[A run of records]
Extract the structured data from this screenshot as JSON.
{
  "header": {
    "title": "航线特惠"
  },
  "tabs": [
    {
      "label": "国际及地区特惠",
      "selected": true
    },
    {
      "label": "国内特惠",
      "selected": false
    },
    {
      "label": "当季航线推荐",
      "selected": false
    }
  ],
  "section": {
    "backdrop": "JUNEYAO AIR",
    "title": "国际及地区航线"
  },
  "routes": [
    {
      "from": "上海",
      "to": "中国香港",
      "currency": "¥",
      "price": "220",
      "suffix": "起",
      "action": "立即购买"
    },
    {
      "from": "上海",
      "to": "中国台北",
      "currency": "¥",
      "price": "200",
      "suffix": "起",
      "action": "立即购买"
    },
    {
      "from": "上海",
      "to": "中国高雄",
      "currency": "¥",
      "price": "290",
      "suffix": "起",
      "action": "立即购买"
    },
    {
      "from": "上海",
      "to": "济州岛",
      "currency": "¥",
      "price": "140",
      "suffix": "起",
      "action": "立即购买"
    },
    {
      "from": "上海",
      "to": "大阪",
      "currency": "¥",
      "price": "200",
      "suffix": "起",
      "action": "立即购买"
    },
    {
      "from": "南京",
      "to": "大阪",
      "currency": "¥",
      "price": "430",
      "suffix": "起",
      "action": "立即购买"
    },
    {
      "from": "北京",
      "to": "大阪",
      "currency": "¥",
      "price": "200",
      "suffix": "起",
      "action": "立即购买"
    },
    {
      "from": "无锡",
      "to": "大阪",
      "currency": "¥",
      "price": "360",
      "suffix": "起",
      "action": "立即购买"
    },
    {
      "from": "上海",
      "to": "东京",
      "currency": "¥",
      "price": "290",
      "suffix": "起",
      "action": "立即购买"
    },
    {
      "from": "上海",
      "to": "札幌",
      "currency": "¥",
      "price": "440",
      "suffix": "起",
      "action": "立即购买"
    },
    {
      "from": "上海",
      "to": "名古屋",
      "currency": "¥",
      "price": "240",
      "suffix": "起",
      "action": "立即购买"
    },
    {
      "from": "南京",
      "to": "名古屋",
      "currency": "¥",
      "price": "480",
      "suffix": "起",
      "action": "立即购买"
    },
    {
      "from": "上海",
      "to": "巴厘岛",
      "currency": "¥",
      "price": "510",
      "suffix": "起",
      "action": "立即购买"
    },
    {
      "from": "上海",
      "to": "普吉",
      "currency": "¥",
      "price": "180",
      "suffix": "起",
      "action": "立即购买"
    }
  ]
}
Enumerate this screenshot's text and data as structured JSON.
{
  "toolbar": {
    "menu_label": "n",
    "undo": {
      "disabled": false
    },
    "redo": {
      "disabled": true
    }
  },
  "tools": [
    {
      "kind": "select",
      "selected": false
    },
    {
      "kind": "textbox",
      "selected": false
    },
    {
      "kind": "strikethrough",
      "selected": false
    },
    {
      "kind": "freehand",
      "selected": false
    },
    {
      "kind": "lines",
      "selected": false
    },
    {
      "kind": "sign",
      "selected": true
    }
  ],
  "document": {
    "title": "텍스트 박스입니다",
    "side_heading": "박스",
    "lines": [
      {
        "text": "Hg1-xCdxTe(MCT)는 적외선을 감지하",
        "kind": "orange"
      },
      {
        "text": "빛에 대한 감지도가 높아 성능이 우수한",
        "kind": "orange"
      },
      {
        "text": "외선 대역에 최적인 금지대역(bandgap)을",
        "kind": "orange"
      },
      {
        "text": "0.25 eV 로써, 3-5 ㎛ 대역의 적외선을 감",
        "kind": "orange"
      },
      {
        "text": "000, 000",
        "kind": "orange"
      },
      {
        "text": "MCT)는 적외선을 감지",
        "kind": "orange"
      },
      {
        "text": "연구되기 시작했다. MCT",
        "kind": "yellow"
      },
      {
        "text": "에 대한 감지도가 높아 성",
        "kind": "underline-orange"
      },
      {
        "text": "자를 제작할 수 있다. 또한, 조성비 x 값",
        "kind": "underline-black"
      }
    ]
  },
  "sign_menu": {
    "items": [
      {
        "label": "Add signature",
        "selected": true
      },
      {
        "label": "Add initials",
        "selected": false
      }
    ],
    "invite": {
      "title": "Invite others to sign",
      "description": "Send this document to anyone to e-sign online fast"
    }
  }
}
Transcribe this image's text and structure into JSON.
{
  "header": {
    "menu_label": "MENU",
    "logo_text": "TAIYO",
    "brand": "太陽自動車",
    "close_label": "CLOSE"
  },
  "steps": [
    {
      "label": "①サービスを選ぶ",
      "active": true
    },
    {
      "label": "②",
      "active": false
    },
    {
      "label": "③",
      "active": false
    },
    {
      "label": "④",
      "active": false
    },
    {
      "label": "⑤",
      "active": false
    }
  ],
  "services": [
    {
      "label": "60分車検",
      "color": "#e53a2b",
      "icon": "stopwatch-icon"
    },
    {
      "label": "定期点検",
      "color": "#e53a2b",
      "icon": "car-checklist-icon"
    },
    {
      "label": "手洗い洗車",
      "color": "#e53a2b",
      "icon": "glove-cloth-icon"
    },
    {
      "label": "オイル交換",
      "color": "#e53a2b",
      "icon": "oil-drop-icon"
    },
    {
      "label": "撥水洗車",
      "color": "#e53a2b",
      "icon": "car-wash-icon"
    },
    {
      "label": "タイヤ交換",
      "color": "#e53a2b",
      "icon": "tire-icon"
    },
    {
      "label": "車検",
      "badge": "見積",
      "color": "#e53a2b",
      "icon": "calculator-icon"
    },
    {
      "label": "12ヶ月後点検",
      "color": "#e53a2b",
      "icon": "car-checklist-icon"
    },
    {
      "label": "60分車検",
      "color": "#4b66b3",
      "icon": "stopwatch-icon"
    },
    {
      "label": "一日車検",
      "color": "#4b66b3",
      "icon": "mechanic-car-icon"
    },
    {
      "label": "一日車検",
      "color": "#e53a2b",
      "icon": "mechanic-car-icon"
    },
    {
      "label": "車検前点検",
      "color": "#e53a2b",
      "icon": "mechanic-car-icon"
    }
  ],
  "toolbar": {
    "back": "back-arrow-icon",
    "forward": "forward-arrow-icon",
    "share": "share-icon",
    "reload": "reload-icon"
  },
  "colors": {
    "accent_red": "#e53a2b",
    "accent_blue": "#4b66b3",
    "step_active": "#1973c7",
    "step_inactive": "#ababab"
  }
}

• Stated goal:
Please repeat the listing exactly, with nothing left out.

• Solution to this task:
Extract the structured data from this screenshot as JSON.
{
  "header": {
    "title": "航线特惠"
  },
  "tabs": [
    {
      "label": "国际及地区特惠",
      "selected": true
    },
    {
      "label": "国内特惠",
      "selected": false
    },
    {
      "label": "当季航线推荐",
      "selected": false
    }
  ],
  "section": {
    "backdrop": "JUNEYAO AIR",
    "title": "国际及地区航线"
  },
  "routes": [
    {
      "from": "上海",
      "to": "中国香港",
      "currency": "¥",
      "price": "220",
      "suffix": "起",
      "action": "立即购买"
    },
    {
      "from": "上海",
      "to": "中国台北",
      "currency": "¥",
      "price": "200",
      "suffix": "起",
      "action": "立即购买"
    },
    {
      "from": "上海",
      "to": "中国高雄",
      "currency": "¥",
      "price": "290",
      "suffix": "起",
      "action": "立即购买"
    },
    {
      "from": "上海",
      "to": "济州岛",
      "currency": "¥",
      "price": "140",
      "suffix": "起",
      "action": "立即购买"
    },
    {
      "from": "上海",
      "to": "大阪",
      "currency": "¥",
      "price": "200",
      "suffix": "起",
      "action": "立即购买"
    },
    {
      "from": "南京",
      "to": "大阪",
      "currency": "¥",
      "price": "430",
      "suffix": "起",
      "action": "立即购买"
    },
    {
      "from": "北京",
      "to": "大阪",
      "currency": "¥",
      "price": "200",
      "suffix": "起",
      "action": "立即购买"
    },
    {
      "from": "无锡",
      "to": "大阪",
      "currency": "¥",
      "price": "360",
      "suffix": "起",
      "action": "立即购买"
    },
    {
      "from": "上海",
      "to": "东京",
      "currency": "¥",
      "price": "290",
      "suffix": "起",
      "action": "立即购买"
    },
    {
      "from": "上海",
      "to": "札幌",
      "currency": "¥",
      "price": "440",
      "suffix": "起",
      "action": "立即购买"
    },
    {
      "from": "上海",
      "to": "名古屋",
      "currency": "¥",
      "price": "240",
      "suffix": "起",
      "action": "立即购买"
    },
    {
      "from": "南京",
      "to": "名古屋",
      "currency": "¥",
      "price": "480",
      "suffix": "起",
      "action": "立即购买"
    },
    {
      "from": "上海",
      "to": "巴厘岛",
      "currency": "¥",
      "price": "510",
      "suffix": "起",
      "action": "立即购买"
    },
    {
      "from": "上海",
      "to": "普吉",
      "currency": "¥",
      "price": "180",
      "suffix": "起",
      "action": "立即购买"
    }
  ]
}
Enumerate this screenshot's text and data as structured JSON.
{
  "toolbar": {
    "menu_label": "n",
    "undo": {
      "disabled": false
    },
    "redo": {
      "disabled": true
    }
  },
  "tools": [
    {
      "kind": "select",
      "selected": false
    },
    {
      "kind": "textbox",
      "selected": false
    },
    {
      "kind": "strikethrough",
      "selected": false
    },
    {
      "kind": "freehand",
      "selected": false
    },
    {
      "kind": "lines",
      "selected": false
    },
    {
      "kind": "sign",
      "selected": true
    }
  ],
  "document": {
    "title": "텍스트 박스입니다",
    "side_heading": "박스",
    "lines": [
      {
        "text": "Hg1-xCdxTe(MCT)는 적외선을 감지하",
        "kind": "orange"
      },
      {
        "text": "빛에 대한 감지도가 높아 성능이 우수한",
        "kind": "orange"
      },
      {
        "text": "외선 대역에 최적인 금지대역(bandgap)을",
        "kind": "orange"
      },
      {
        "text": "0.25 eV 로써, 3-5 ㎛ 대역의 적외선을 감",
        "kind": "orange"
      },
      {
        "text": "000, 000",
        "kind": "orange"
      },
      {
        "text": "MCT)는 적외선을 감지",
        "kind": "orange"
      },
      {
        "text": "연구되기 시작했다. MCT",
        "kind": "yellow"
      },
      {
        "text": "에 대한 감지도가 높아 성",
        "kind": "underline-orange"
      },
      {
        "text": "자를 제작할 수 있다. 또한, 조성비 x 값",
        "kind": "underline-black"
      }
    ]
  },
  "sign_menu": {
    "items": [
      {
        "label": "Add signature",
        "selected": true
      },
      {
        "label": "Add initials",
        "selected": false
      }
    ],
    "invite": {
      "title": "Invite others to sign",
      "description": "Send this document to anyone to e-sign online fast"
    }
  }
}
Transcribe this image's text and structure into JSON.
{
  "header": {
    "menu_label": "MENU",
    "logo_text": "TAIYO",
    "brand": "太陽自動車",
    "close_label": "CLOSE"
  },
  "steps": [
    {
      "label": "①サービスを選ぶ",
      "active": true
    },
    {
      "label": "②",
      "active": false
    },
    {
      "label": "③",
      "active": false
    },
    {
      "label": "④",
      "active": false
    },
    {
      "label": "⑤",
      "active": false
    }
  ],
  "services": [
    {
      "label": "60分車検",
      "color": "#e53a2b",
      "icon": "stopwatch-icon"
    },
    {
      "label": "定期点検",
      "color": "#e53a2b",
      "icon": "car-checklist-icon"
    },
    {
      "label": "手洗い洗車",
      "color": "#e53a2b",
      "icon": "glove-cloth-icon"
    },
    {
      "label": "オイル交換",
      "color": "#e53a2b",
      "icon": "oil-drop-icon"
    },
    {
      "label": "撥水洗車",
      "color": "#e53a2b",
      "icon": "car-wash-icon"
    },
    {
      "label": "タイヤ交換",
      "color": "#e53a2b",
      "icon": "tire-icon"
    },
    {
      "label": "車検",
      "badge": "見積",
      "color": "#e53a2b",
      "icon": "calculator-icon"
    },
    {
      "label": "12ヶ月後点検",
      "color": "#e53a2b",
      "icon": "car-checklist-icon"
    },
    {
      "label": "60分車検",
      "color": "#4b66b3",
      "icon": "stopwatch-icon"
    },
    {
      "label": "一日車検",
      "color": "#4b66b3",
      "icon": "mechanic-car-icon"
    },
    {
      "label": "一日車検",
      "color": "#e53a2b",
      "icon": "mechanic-car-icon"
    },
    {
      "label": "車検前点検",
      "color": "#e53a2b",
      "icon": "mechanic-car-icon"
    }
  ],
  "toolbar": {
    "back": "back-arrow-icon",
    "forward": "forward-arrow-icon",
    "share": "share-icon",
    "reload": "reload-icon"
  },
  "colors": {
    "accent_red": "#e53a2b",
    "accent_blue": "#4b66b3",
    "step_active": "#1973c7",
    "step_inactive": "#ababab"
  }
}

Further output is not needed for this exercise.